### The request
Output only the lines from the line holding "Read out every word on this page." through the close of the records, exactly as they appear, with all pictures omitted.

-------- Data shown --------

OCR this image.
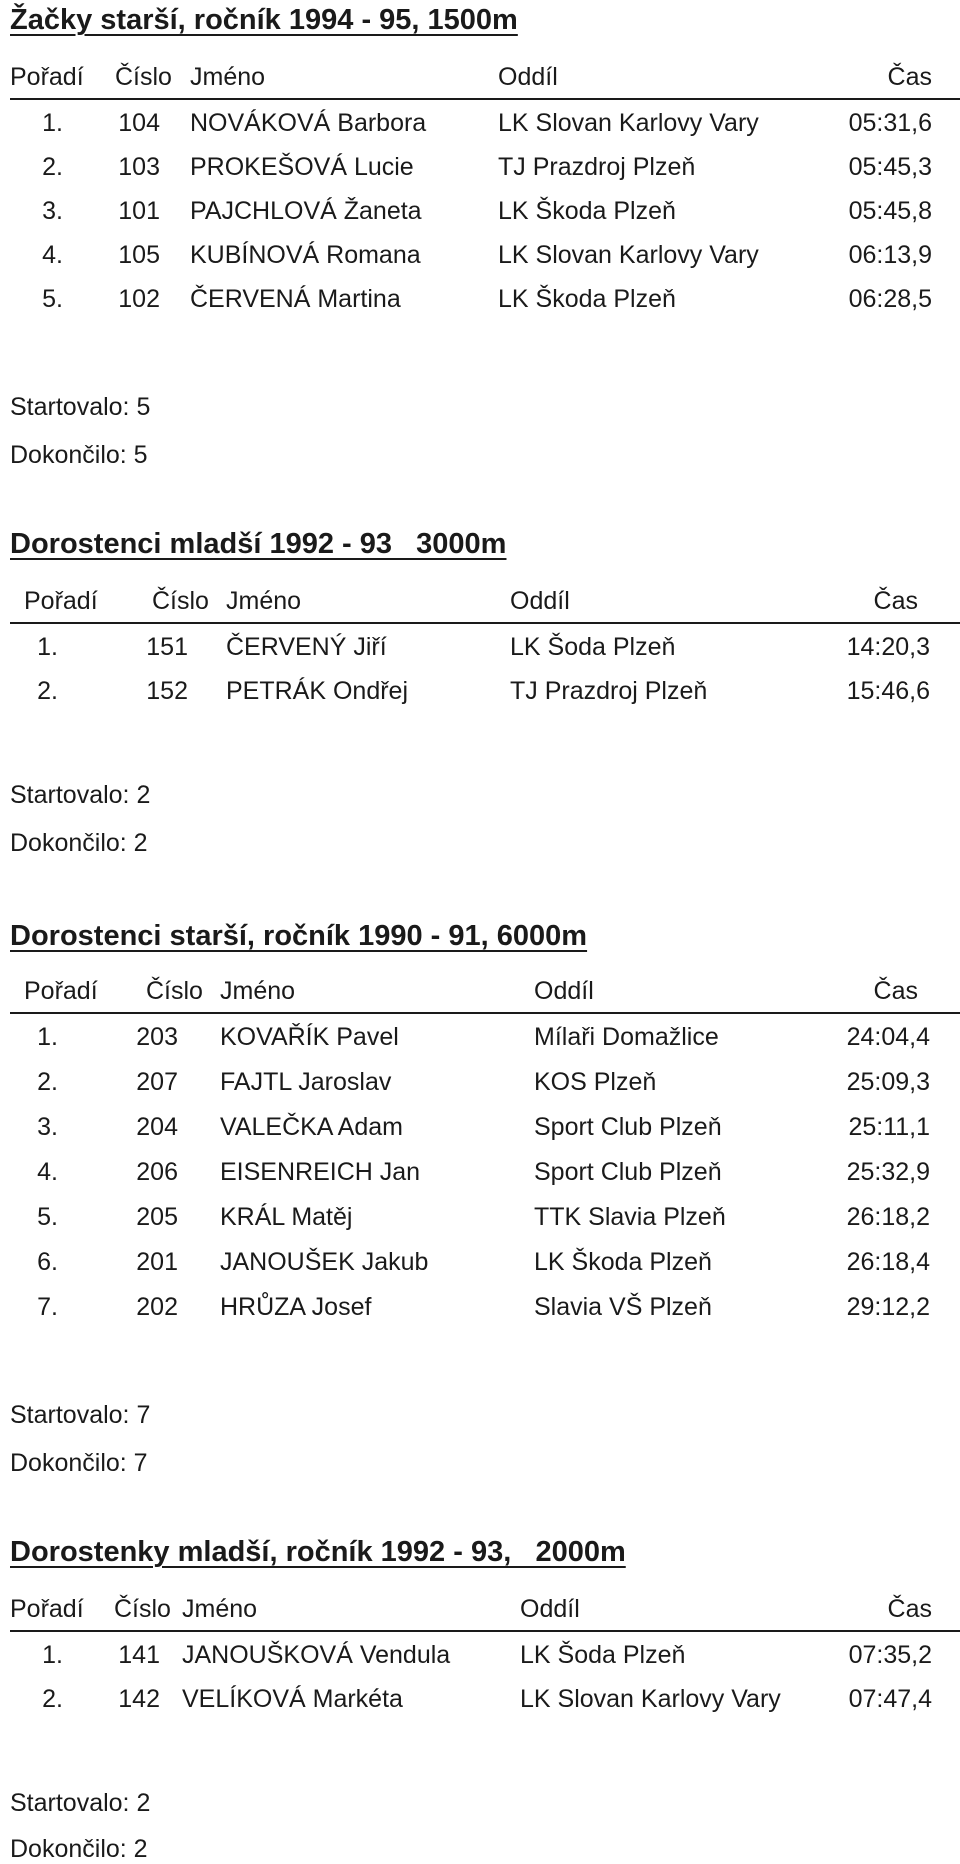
Žačky starší, ročník 1994 - 95, 1500m
Pořadí Číslo Jméno	Oddíl	Čas
1. 104 NOVÁKOVÁ Barbora	LK Slovan Karlovy Vary	05:31,6
2. 103 PROKEŠOVÁ Lucie	TJ Prazdroj Plzeň	05:45,3
3. 101 PAJCHLOVÁ Žaneta	LK Škoda Plzeň	05:45,8
4. 105 KUBÍNOVÁ Romana	LK Slovan Karlovy Vary	06:13,9
5. 102 ČERVENÁ Martina	LK Škoda Plzeň	06:28,5
Startovalo: 5
Dokončilo: 5
Dorostenci mladší 1992 - 93   3000m
Pořadí Číslo Jméno	Oddíl	Čas
1.	151 ČERVENÝ Jiří	LK Šoda Plzeň	14:20,3
2.	152 PETRÁK Ondřej	TJ Prazdroj Plzeň	15:46,6
Startovalo: 2
Dokončilo: 2
Dorostenci starší, ročník 1990 - 91, 6000m
Pořadí Číslo Jméno	Oddíl	Čas
1.	203 KOVAŘÍK Pavel	Mílaři Domažlice	24:04,4
2.	207 FAJTL Jaroslav	KOS Plzeň	25:09,3
3.	204 VALEČKA Adam	Sport Club Plzeň	25:11,1
4.	206 EISENREICH Jan	Sport Club Plzeň	25:32,9
5.	205 KRÁL Matěj	TTK Slavia Plzeň	26:18,2
6.	201 JANOUŠEK Jakub	LK Škoda Plzeň	26:18,4
7.	202 HRŮZA Josef	Slavia VŠ Plzeň	29:12,2
Startovalo: 7
Dokončilo: 7
Dorostenky mladší, ročník 1992 - 93,   2000m
Pořadí Číslo Jméno	Oddíl	Čas
1. 141 JANOUŠKOVÁ Vendula	LK Šoda Plzeň	07:35,2
2. 142 VELÍKOVÁ Markéta	LK Slovan Karlovy Vary	07:47,4
Startovalo: 2
Dokončilo: 2
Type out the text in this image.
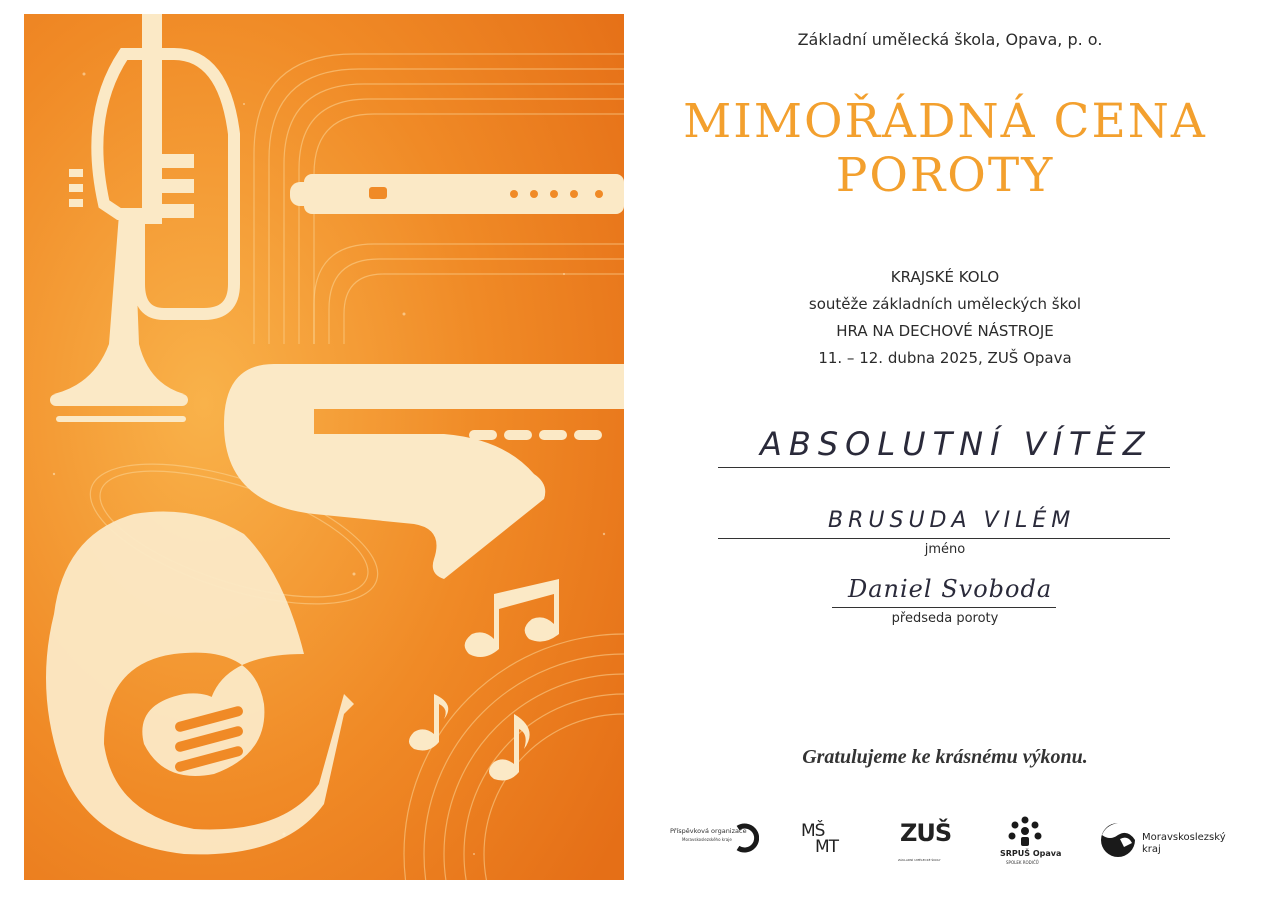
Základní umělecká škola, Opava, p. o.
MIMOŘÁDNÁ CENA
POROTY
KRAJSKÉ KOLO
soutěže základních uměleckých škol
HRA NA DECHOVÉ NÁSTROJE
11. – 12. dubna 2025, ZUŠ Opava
ABSOLUTNÍ VÍTĚZ
BRUSUDA VILÉM
jméno
Daniel Svoboda
předseda poroty
Gratulujeme ke krásnému výkonu.
Příspěvková organizace
Moravskoslezského kraje	MŠ
MT	ZUŠ
ZÁKLADNÍ UMĚLECKÉ ŠKOLY
SRPUŠ Opava
SPOLEK RODIČŮ
Moravskoslezský
kraj
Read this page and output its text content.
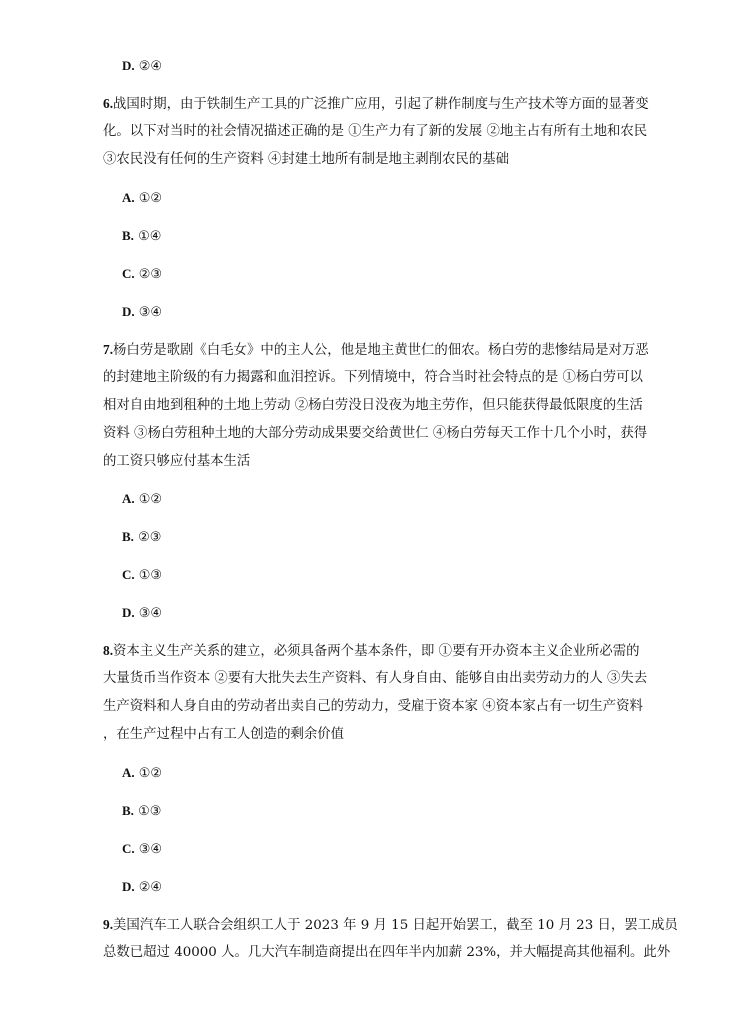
D. ②④
6.战国时期，由于铁制生产工具的广泛推广应用，引起了耕作制度与生产技术等方面的显著变
化。以下对当时的社会情况描述正确的是 ①生产力有了新的发展 ②地主占有所有土地和农民
③农民没有任何的生产资料 ④封建土地所有制是地主剥削农民的基础
A. ①②
B. ①④
C. ②③
D. ③④
7.杨白劳是歌剧《白毛女》中的主人公，他是地主黄世仁的佃农。杨白劳的悲惨结局是对万恶
的封建地主阶级的有力揭露和血泪控诉。下列情境中，符合当时社会特点的是 ①杨白劳可以
相对自由地到租种的土地上劳动 ②杨白劳没日没夜为地主劳作，但只能获得最低限度的生活
资料 ③杨白劳租种土地的大部分劳动成果要交给黄世仁 ④杨白劳每天工作十几个小时，获得
的工资只够应付基本生活
A. ①②
B. ②③
C. ①③
D. ③④
8.资本主义生产关系的建立，必须具备两个基本条件，即 ①要有开办资本主义企业所必需的
大量货币当作资本 ②要有大批失去生产资料、有人身自由、能够自由出卖劳动力的人 ③失去
生产资料和人身自由的劳动者出卖自己的劳动力，受雇于资本家 ④资本家占有一切生产资料
，在生产过程中占有工人创造的剩余价值
A. ①②
B. ①③
C. ③④
D. ②④
9.美国汽车工人联合会组织工人于 2023 年 9 月 15 日起开始罢工，截至 10 月 23 日，罢工成员
总数已超过 40000 人。几大汽车制造商提出在四年半内加薪 23%，并大幅提高其他福利。此外
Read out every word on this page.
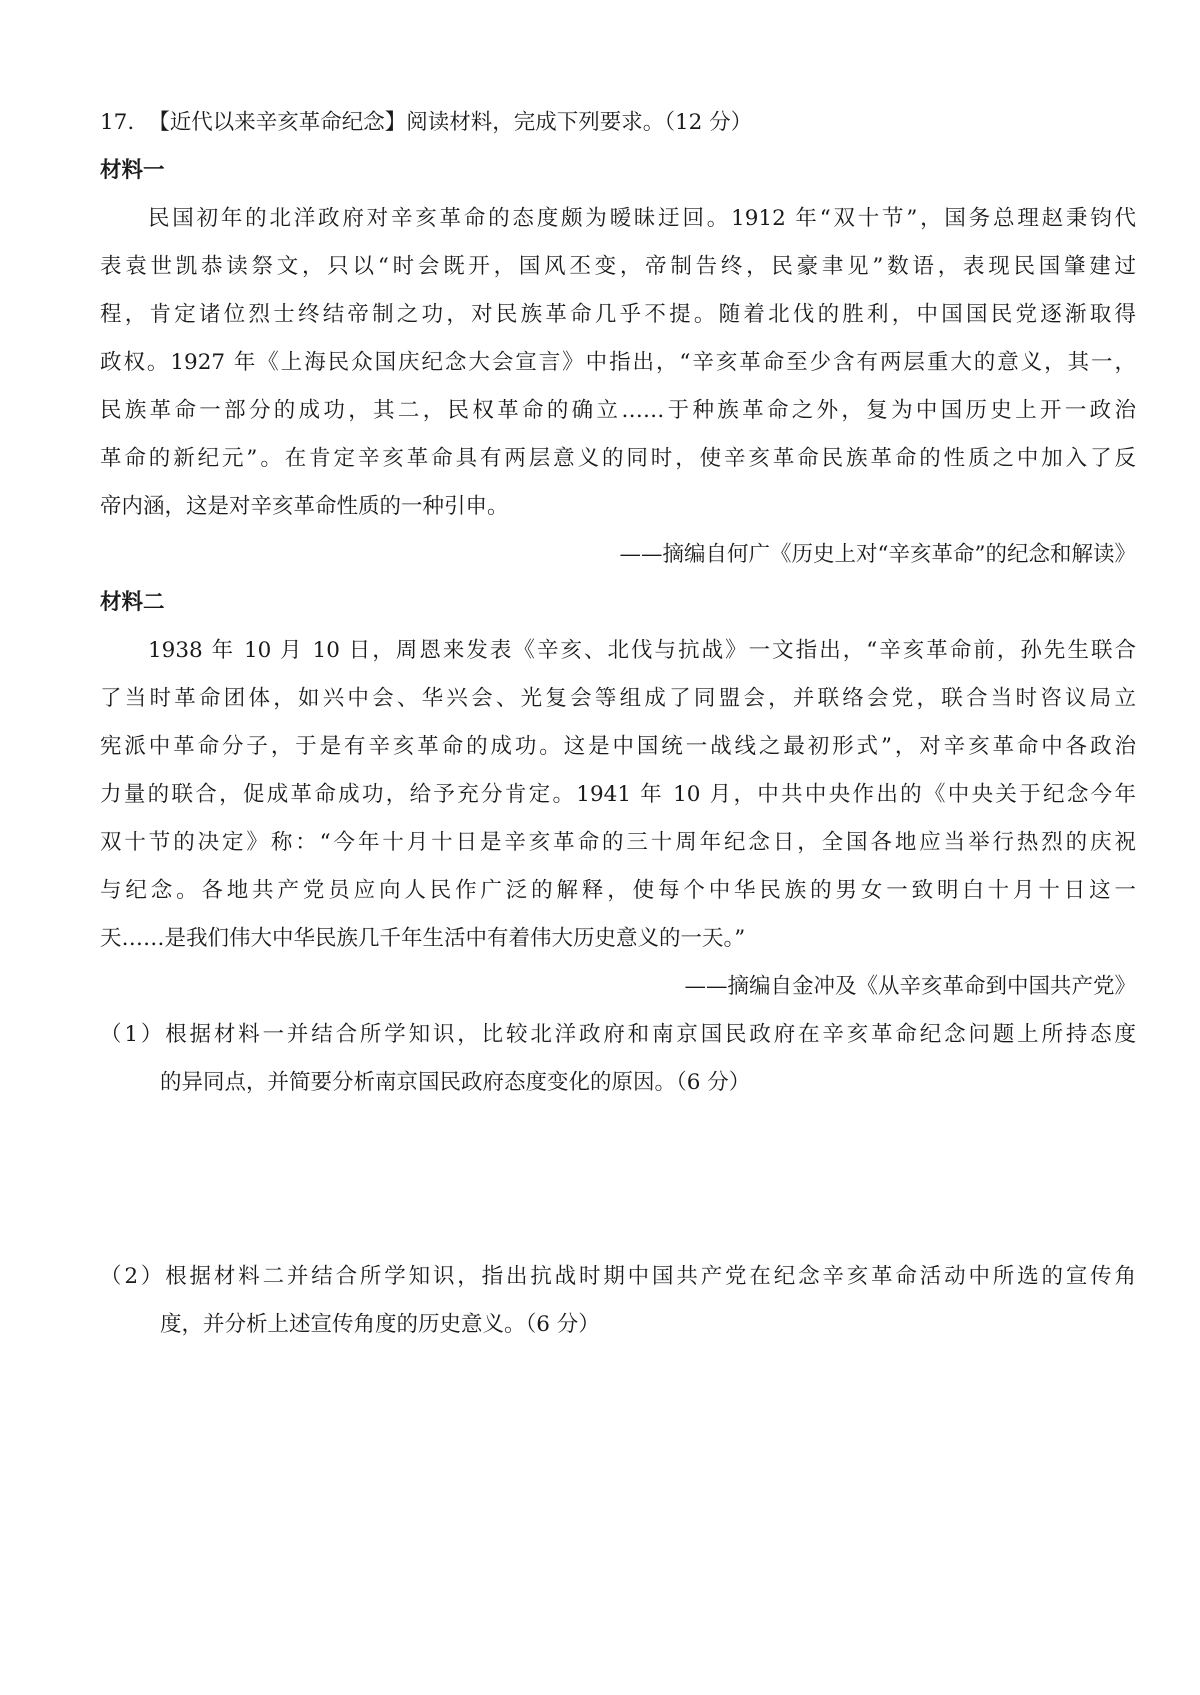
17. 【近代以来辛亥革命纪念】阅读材料，完成下列要求。（12 分）
材料一
民国初年的北洋政府对辛亥革命的态度颇为暧昧迂回。1912 年“双十节”，国务总理赵秉钧代
表袁世凯恭读祭文，只以“时会既开，国风丕变，帝制告终，民豪聿见”数语，表现民国肇建过
程，肯定诸位烈士终结帝制之功，对民族革命几乎不提。随着北伐的胜利，中国国民党逐渐取得
政权。1927 年《上海民众国庆纪念大会宣言》中指出，“辛亥革命至少含有两层重大的意义，其一，
民族革命一部分的成功，其二，民权革命的确立……于种族革命之外，复为中国历史上开一政治
革命的新纪元”。在肯定辛亥革命具有两层意义的同时，使辛亥革命民族革命的性质之中加入了反
帝内涵，这是对辛亥革命性质的一种引申。
——摘编自何广《历史上对“辛亥革命”的纪念和解读》
材料二
1938 年 10 月 10 日，周恩来发表《辛亥、北伐与抗战》一文指出，“辛亥革命前，孙先生联合
了当时革命团体，如兴中会、华兴会、光复会等组成了同盟会，并联络会党，联合当时咨议局立
宪派中革命分子，于是有辛亥革命的成功。这是中国统一战线之最初形式”，对辛亥革命中各政治
力量的联合，促成革命成功，给予充分肯定。1941 年 10 月，中共中央作出的《中央关于纪念今年
双十节的决定》称：“今年十月十日是辛亥革命的三十周年纪念日，全国各地应当举行热烈的庆祝
与纪念。各地共产党员应向人民作广泛的解释，使每个中华民族的男女一致明白十月十日这一
天……是我们伟大中华民族几千年生活中有着伟大历史意义的一天。”
——摘编自金冲及《从辛亥革命到中国共产党》
（1）根据材料一并结合所学知识，比较北洋政府和南京国民政府在辛亥革命纪念问题上所持态度
的异同点，并简要分析南京国民政府态度变化的原因。（6 分）
（2）根据材料二并结合所学知识，指出抗战时期中国共产党在纪念辛亥革命活动中所选的宣传角
度，并分析上述宣传角度的历史意义。（6 分）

--------

### Result of the task
Read out every word on this page.
17. 【近代以来辛亥革命纪念】阅读材料，完成下列要求。（12 分）
材料一
民国初年的北洋政府对辛亥革命的态度颇为暧昧迂回。1912 年“双十节”，国务总理赵秉钧代
表袁世凯恭读祭文，只以“时会既开，国风丕变，帝制告终，民豪聿见”数语，表现民国肇建过
程，肯定诸位烈士终结帝制之功，对民族革命几乎不提。随着北伐的胜利，中国国民党逐渐取得
政权。1927 年《上海民众国庆纪念大会宣言》中指出，“辛亥革命至少含有两层重大的意义，其一，
民族革命一部分的成功，其二，民权革命的确立……于种族革命之外，复为中国历史上开一政治
革命的新纪元”。在肯定辛亥革命具有两层意义的同时，使辛亥革命民族革命的性质之中加入了反
帝内涵，这是对辛亥革命性质的一种引申。
——摘编自何广《历史上对“辛亥革命”的纪念和解读》
材料二
1938 年 10 月 10 日，周恩来发表《辛亥、北伐与抗战》一文指出，“辛亥革命前，孙先生联合
了当时革命团体，如兴中会、华兴会、光复会等组成了同盟会，并联络会党，联合当时咨议局立
宪派中革命分子，于是有辛亥革命的成功。这是中国统一战线之最初形式”，对辛亥革命中各政治
力量的联合，促成革命成功，给予充分肯定。1941 年 10 月，中共中央作出的《中央关于纪念今年
双十节的决定》称：“今年十月十日是辛亥革命的三十周年纪念日，全国各地应当举行热烈的庆祝
与纪念。各地共产党员应向人民作广泛的解释，使每个中华民族的男女一致明白十月十日这一
天……是我们伟大中华民族几千年生活中有着伟大历史意义的一天。”
——摘编自金冲及《从辛亥革命到中国共产党》
（1）根据材料一并结合所学知识，比较北洋政府和南京国民政府在辛亥革命纪念问题上所持态度
的异同点，并简要分析南京国民政府态度变化的原因。（6 分）
（2）根据材料二并结合所学知识，指出抗战时期中国共产党在纪念辛亥革命活动中所选的宣传角
度，并分析上述宣传角度的历史意义。（6 分）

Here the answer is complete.